═════ RECORDED DATA

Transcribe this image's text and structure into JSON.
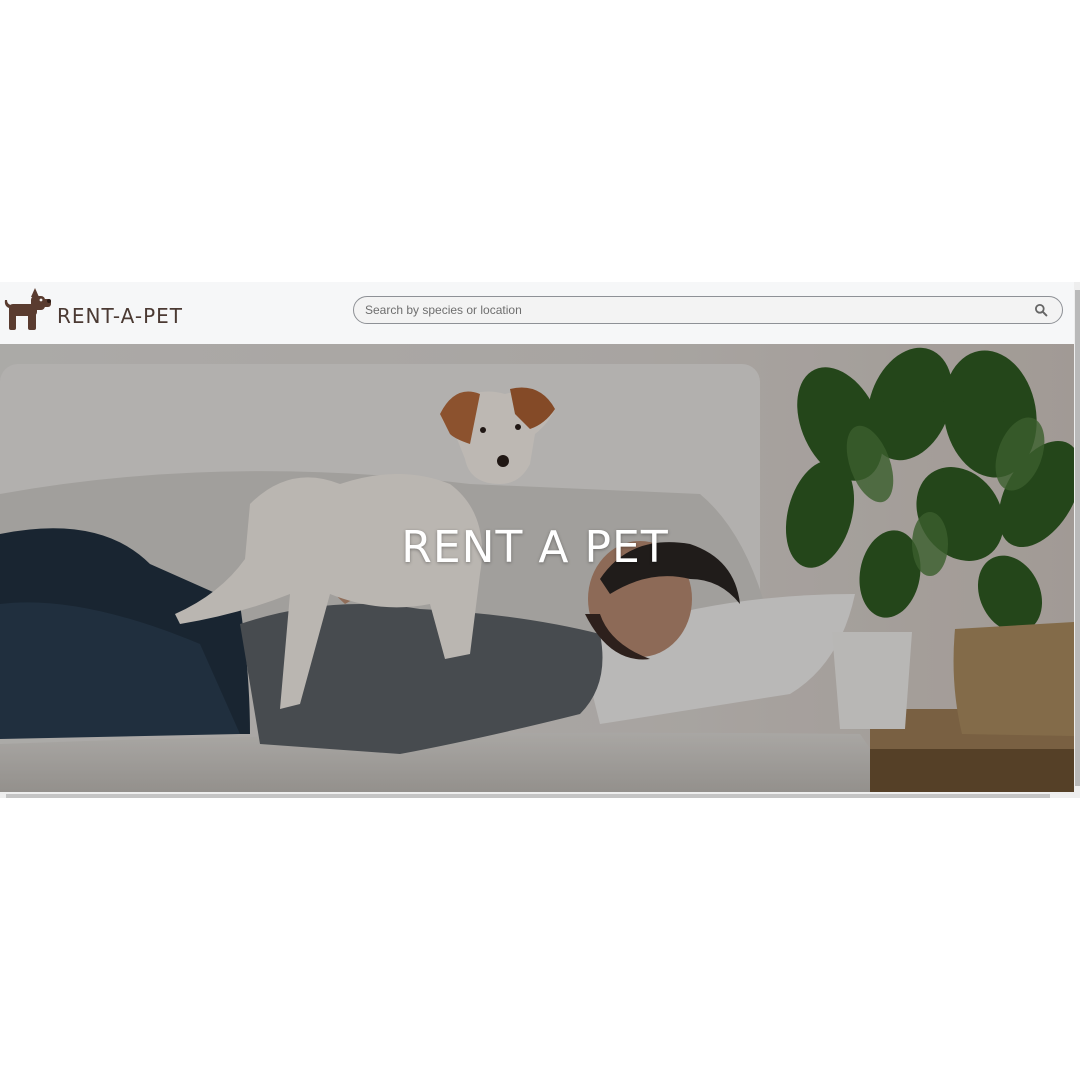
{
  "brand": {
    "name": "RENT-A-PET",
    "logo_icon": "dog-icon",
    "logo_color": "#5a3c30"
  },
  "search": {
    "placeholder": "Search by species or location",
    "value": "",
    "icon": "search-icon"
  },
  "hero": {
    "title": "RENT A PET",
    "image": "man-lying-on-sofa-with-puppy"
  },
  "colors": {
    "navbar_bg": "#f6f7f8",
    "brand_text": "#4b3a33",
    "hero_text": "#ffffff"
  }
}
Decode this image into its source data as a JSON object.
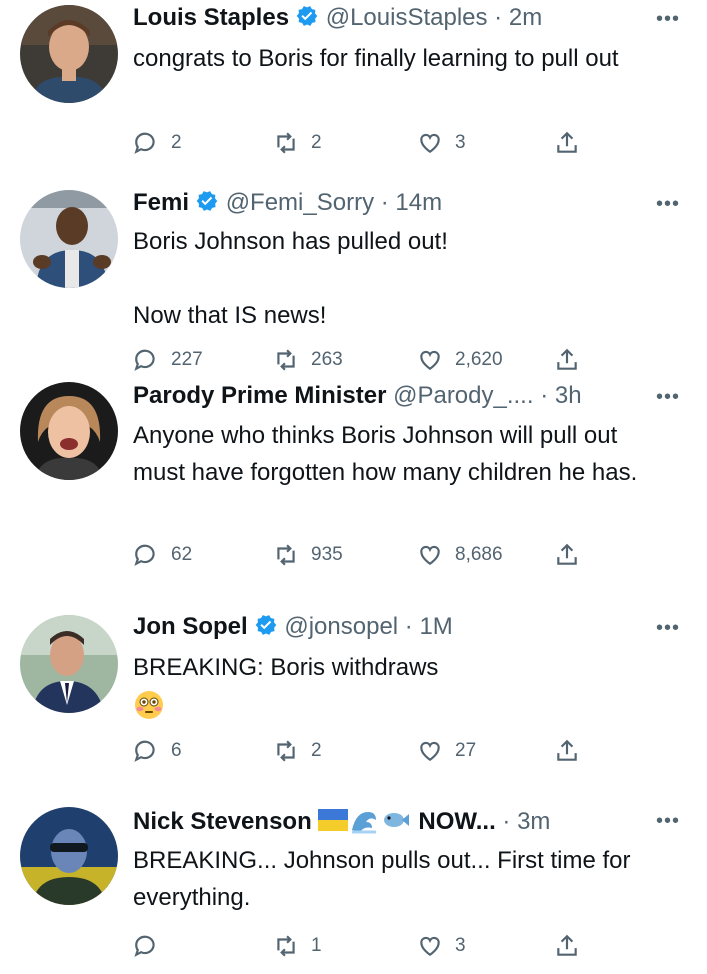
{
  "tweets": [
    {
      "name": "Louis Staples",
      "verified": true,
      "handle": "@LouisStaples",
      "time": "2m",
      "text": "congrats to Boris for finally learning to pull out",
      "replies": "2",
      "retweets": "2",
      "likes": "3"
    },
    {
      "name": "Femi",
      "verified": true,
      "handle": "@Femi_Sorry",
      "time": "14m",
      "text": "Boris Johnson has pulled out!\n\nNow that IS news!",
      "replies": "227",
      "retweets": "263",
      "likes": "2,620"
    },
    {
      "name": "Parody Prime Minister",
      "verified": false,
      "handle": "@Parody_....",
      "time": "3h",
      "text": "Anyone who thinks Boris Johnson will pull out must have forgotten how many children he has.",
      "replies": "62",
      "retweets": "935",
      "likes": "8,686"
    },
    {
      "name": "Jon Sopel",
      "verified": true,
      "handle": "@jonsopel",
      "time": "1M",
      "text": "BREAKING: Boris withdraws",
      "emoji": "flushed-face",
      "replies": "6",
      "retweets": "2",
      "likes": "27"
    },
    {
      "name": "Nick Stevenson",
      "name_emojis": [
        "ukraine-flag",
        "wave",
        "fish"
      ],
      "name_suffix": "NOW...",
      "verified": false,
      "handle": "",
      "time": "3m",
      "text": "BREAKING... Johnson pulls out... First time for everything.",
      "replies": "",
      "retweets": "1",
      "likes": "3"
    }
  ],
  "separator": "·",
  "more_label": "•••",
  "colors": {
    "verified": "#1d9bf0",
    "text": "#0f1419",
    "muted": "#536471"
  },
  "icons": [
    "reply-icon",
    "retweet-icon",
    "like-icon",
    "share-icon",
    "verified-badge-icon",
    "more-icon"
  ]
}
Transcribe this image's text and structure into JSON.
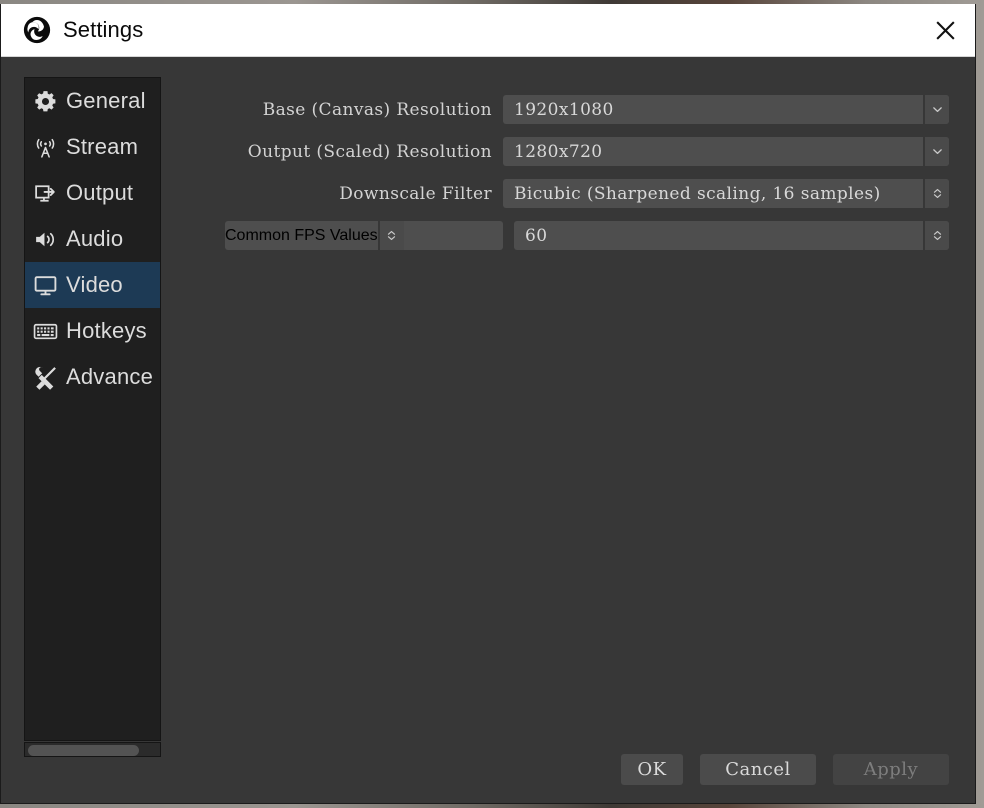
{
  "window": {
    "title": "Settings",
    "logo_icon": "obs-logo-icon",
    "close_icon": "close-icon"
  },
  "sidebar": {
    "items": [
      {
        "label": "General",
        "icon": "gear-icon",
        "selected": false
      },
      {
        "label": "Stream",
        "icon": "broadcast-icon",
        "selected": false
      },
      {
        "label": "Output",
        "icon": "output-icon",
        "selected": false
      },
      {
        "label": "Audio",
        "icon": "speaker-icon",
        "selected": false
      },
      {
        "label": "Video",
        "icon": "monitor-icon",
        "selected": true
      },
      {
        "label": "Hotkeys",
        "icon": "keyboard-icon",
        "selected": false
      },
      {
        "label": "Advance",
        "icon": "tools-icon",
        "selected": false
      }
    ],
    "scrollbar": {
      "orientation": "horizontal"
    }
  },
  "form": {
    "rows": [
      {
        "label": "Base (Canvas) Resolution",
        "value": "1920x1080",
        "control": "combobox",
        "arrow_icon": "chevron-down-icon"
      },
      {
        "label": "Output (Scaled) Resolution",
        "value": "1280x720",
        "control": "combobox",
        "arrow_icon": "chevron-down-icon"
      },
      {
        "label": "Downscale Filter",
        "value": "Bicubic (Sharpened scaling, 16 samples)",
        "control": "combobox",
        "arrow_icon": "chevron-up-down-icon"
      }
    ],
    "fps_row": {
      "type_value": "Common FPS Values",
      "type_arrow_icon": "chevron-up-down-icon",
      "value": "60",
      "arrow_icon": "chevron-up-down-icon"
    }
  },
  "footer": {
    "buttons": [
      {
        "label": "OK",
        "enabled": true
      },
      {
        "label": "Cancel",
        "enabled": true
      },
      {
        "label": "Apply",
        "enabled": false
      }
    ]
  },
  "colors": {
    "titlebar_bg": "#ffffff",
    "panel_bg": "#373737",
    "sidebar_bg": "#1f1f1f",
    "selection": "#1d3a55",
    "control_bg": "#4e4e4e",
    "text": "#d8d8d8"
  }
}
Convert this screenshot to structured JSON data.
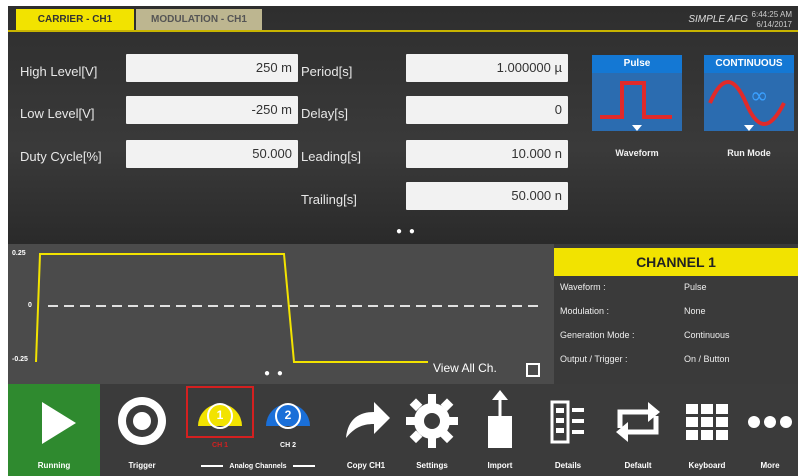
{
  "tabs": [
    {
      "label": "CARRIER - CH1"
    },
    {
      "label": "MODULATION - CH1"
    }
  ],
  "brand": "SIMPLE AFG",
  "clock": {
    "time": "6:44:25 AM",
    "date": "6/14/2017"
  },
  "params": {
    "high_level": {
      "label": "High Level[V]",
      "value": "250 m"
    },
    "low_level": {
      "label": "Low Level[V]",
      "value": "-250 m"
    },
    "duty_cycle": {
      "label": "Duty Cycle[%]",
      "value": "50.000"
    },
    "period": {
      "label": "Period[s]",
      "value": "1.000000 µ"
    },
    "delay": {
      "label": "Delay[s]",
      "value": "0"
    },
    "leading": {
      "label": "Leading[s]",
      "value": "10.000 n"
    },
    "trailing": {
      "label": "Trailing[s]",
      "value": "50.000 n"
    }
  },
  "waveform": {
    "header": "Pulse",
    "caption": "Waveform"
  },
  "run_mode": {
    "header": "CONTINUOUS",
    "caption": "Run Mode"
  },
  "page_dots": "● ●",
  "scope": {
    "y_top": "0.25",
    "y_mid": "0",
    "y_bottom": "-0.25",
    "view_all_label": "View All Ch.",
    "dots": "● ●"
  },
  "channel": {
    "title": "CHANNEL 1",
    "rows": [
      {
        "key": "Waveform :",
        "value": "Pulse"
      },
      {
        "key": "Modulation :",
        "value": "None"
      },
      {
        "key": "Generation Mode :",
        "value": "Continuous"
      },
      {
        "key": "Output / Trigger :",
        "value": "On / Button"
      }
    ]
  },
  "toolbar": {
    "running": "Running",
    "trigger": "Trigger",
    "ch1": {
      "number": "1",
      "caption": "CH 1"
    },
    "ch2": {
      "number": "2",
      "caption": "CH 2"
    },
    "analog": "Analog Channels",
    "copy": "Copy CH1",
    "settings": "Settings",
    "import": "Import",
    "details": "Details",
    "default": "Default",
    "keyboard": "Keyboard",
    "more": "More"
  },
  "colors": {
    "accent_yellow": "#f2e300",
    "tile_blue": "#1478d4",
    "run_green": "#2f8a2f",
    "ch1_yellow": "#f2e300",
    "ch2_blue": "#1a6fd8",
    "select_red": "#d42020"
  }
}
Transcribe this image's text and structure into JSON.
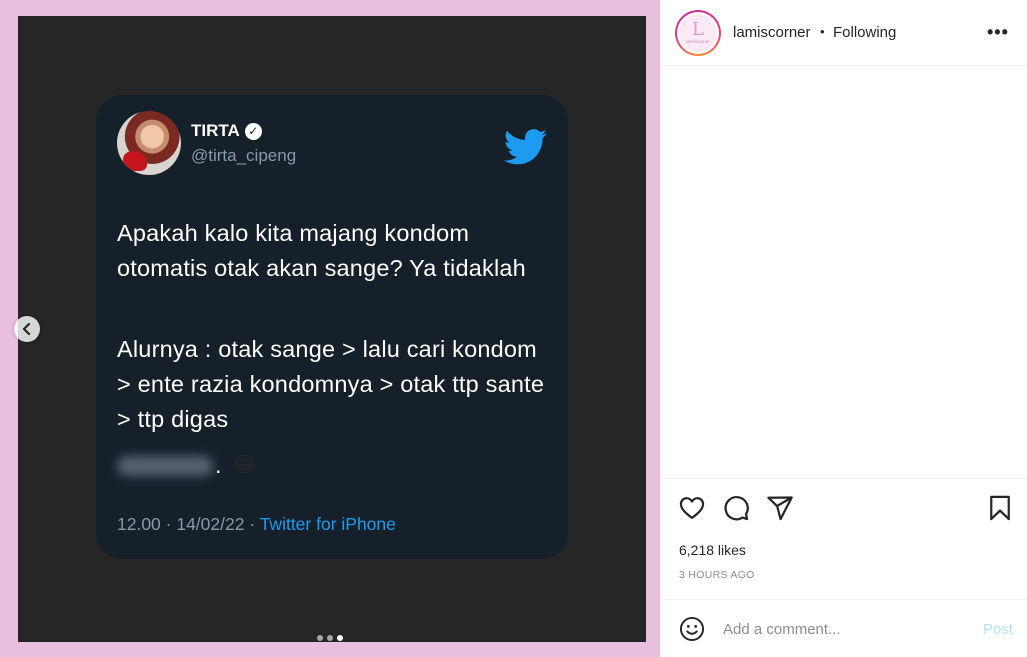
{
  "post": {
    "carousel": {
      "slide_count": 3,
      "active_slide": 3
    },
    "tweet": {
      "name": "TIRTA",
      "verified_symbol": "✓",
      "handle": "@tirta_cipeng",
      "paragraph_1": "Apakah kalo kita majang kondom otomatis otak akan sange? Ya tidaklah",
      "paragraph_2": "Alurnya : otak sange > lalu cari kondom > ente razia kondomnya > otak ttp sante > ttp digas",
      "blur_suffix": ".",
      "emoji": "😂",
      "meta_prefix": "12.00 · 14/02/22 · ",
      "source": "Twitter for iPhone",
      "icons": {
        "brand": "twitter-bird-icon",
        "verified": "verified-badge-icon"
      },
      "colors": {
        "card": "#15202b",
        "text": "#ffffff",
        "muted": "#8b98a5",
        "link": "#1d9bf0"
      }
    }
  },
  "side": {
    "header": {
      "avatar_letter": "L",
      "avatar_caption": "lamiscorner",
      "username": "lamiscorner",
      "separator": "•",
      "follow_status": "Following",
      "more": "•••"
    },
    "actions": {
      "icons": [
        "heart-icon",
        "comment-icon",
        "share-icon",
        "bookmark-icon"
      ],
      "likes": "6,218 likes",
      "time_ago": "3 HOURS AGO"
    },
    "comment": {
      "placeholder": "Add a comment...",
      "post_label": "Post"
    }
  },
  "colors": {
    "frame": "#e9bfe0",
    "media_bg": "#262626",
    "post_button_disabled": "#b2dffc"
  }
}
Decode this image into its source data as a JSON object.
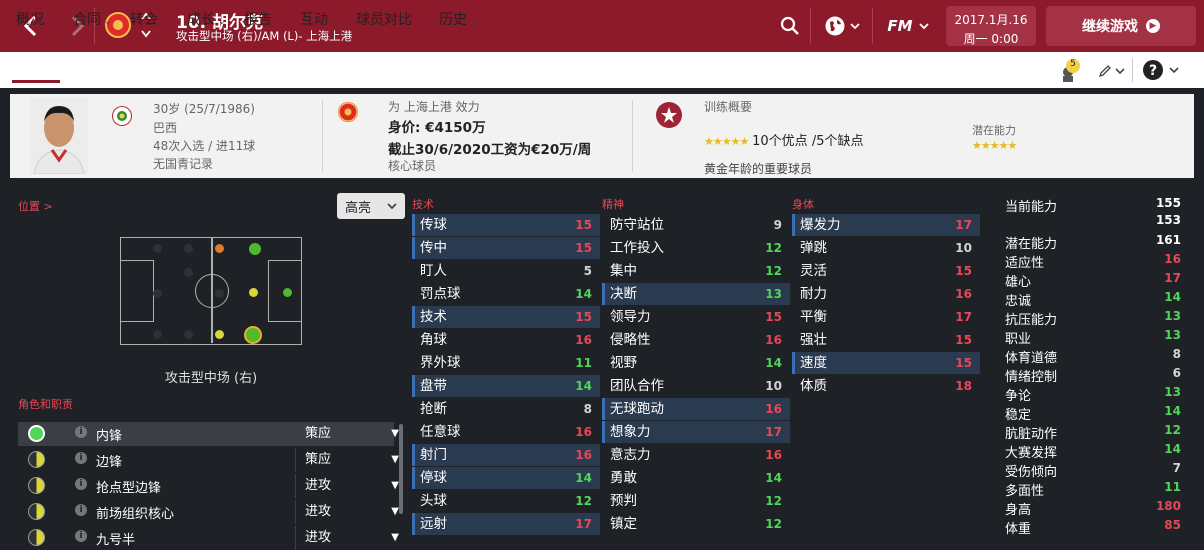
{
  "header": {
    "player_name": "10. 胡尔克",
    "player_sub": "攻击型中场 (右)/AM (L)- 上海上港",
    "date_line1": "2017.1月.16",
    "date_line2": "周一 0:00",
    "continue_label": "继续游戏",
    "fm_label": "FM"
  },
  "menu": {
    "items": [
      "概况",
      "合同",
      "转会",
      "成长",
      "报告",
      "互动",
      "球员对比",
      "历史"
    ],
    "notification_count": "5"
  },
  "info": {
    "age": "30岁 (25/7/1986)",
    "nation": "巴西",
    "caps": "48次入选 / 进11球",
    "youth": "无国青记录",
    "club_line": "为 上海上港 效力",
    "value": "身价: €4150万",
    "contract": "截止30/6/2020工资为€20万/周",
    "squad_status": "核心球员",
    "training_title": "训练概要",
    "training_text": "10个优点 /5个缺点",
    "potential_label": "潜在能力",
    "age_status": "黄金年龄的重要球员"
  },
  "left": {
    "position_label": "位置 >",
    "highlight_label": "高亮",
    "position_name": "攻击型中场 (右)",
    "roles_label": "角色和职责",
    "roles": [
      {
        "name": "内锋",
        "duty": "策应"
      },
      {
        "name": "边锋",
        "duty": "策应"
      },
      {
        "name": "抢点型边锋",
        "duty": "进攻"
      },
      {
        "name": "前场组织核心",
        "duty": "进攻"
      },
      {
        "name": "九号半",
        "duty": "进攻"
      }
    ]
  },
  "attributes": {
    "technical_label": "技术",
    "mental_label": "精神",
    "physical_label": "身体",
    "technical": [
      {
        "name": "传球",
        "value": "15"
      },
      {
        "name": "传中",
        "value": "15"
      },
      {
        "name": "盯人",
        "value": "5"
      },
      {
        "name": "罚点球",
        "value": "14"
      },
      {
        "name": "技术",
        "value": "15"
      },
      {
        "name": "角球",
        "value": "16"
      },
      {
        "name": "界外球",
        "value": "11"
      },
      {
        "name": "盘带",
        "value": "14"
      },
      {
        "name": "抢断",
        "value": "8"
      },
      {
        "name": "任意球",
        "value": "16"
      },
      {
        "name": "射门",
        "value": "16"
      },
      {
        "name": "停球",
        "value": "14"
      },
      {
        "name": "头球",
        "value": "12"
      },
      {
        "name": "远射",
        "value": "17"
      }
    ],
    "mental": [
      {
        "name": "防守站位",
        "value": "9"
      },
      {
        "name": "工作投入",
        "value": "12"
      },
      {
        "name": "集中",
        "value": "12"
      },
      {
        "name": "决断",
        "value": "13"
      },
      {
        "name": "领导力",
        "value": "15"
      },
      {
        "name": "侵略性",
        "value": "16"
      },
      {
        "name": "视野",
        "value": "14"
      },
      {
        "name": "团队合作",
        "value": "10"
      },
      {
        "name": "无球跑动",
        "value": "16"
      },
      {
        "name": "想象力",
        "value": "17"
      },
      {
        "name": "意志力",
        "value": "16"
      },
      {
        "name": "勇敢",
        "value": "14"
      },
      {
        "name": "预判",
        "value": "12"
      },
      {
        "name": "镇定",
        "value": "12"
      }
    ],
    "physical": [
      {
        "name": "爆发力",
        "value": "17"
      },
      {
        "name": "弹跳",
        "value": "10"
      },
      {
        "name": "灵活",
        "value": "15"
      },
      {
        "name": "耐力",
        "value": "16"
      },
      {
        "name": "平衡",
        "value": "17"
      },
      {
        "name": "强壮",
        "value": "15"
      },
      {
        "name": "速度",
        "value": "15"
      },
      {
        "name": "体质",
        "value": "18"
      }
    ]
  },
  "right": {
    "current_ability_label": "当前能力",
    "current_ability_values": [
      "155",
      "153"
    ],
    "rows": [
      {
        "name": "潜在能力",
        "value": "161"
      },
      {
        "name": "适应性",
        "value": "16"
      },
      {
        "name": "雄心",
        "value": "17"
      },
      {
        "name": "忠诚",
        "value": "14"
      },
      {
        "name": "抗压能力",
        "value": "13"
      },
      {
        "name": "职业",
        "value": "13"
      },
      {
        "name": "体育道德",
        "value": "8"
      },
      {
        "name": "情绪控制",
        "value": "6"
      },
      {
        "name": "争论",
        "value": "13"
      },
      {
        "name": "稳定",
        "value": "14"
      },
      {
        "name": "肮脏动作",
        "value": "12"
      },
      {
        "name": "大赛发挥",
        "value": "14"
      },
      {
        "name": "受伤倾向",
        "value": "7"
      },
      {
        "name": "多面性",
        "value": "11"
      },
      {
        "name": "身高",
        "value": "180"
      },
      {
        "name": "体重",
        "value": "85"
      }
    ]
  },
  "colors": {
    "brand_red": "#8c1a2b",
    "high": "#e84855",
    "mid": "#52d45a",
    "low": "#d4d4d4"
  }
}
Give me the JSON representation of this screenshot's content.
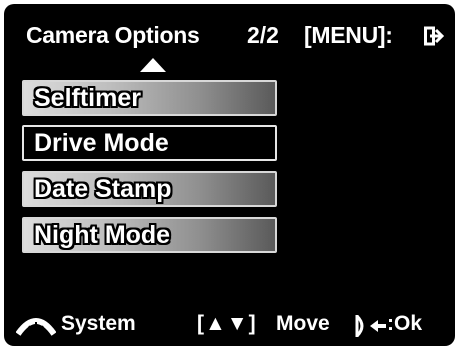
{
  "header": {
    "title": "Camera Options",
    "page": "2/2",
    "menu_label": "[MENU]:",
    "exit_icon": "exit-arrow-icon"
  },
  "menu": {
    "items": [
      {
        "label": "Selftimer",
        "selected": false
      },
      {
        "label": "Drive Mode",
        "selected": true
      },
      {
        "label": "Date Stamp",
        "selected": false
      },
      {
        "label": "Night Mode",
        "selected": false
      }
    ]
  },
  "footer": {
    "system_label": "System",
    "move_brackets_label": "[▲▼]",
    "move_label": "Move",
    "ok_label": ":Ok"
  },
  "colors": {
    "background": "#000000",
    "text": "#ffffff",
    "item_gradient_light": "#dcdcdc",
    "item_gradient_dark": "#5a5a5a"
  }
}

══════════

[WHAT IS BEING ASKED] In the records above, find the line containing "Give me the", then please restate it and each line after it word for word, pictures excluded.

[REPLY]
Give me the JSON representation of this screenshot's content.
{
  "header": {
    "title": "Camera Options",
    "page": "2/2",
    "menu_label": "[MENU]:",
    "exit_icon": "exit-arrow-icon"
  },
  "menu": {
    "items": [
      {
        "label": "Selftimer",
        "selected": false
      },
      {
        "label": "Drive Mode",
        "selected": true
      },
      {
        "label": "Date Stamp",
        "selected": false
      },
      {
        "label": "Night Mode",
        "selected": false
      }
    ]
  },
  "footer": {
    "system_label": "System",
    "move_brackets_label": "[▲▼]",
    "move_label": "Move",
    "ok_label": ":Ok"
  },
  "colors": {
    "background": "#000000",
    "text": "#ffffff",
    "item_gradient_light": "#dcdcdc",
    "item_gradient_dark": "#5a5a5a"
  }
}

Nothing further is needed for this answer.